Look through the lines of the material and count those containing "screenshot". Give that count alone.

— Start —

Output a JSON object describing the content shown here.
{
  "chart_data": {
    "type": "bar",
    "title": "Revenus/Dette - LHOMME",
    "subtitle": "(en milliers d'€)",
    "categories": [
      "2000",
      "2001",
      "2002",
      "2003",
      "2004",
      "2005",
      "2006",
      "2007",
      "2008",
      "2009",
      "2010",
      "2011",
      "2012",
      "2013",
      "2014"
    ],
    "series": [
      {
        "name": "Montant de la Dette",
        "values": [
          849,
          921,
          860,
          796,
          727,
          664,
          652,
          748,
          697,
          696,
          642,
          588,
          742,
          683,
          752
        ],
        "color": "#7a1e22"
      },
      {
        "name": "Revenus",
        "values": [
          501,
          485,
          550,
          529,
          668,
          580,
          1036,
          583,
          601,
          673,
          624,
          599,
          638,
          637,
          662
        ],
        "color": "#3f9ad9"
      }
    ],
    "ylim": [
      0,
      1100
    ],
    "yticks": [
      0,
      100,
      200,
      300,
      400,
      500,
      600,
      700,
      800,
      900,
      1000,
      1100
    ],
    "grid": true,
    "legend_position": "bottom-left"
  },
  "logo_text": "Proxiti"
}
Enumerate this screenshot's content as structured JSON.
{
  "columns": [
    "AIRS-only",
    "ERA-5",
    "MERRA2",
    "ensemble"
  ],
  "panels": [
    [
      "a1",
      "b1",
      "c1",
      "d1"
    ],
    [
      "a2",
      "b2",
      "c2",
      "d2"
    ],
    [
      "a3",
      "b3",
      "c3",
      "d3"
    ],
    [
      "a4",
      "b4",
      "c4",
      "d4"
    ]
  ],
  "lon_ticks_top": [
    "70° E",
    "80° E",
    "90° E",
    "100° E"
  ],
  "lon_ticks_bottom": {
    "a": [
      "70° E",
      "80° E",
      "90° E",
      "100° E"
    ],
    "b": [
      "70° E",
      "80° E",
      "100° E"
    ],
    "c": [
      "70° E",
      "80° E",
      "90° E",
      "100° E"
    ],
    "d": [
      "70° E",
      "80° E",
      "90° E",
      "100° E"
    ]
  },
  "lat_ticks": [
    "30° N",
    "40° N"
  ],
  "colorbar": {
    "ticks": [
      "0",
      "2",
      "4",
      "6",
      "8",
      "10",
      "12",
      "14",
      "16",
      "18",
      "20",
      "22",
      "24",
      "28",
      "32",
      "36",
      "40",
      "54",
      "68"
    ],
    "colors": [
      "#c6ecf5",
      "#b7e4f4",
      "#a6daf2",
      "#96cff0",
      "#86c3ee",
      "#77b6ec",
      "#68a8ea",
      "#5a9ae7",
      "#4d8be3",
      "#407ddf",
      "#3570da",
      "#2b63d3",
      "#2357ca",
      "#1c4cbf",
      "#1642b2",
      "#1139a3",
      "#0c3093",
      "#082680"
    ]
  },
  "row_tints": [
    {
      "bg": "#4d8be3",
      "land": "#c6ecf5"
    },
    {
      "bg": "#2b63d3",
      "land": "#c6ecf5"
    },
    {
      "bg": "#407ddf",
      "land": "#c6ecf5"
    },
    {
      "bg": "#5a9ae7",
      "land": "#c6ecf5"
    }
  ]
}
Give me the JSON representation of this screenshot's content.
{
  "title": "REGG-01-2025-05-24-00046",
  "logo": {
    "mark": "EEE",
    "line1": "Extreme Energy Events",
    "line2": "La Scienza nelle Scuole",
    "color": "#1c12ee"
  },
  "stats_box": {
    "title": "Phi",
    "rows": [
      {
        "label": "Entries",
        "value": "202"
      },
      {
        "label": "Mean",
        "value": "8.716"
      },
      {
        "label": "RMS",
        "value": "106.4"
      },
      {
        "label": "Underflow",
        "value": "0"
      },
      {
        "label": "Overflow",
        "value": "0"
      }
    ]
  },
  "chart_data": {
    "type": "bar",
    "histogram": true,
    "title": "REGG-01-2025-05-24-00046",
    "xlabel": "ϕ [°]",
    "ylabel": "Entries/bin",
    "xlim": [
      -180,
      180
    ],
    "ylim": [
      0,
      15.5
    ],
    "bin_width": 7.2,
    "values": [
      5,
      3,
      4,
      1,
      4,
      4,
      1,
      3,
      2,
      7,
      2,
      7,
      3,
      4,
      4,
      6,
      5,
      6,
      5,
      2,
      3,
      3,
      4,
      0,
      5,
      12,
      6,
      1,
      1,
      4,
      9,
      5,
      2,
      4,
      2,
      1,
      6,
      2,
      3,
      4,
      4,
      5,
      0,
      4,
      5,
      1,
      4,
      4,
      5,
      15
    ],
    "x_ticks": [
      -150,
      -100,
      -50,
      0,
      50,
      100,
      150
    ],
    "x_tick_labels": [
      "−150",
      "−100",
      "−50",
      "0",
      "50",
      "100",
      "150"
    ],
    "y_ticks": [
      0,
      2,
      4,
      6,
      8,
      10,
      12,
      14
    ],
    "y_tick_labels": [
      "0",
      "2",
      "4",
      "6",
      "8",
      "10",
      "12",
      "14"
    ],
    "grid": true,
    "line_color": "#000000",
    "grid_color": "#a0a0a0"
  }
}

— End —

◆ THE RESULT ◆
2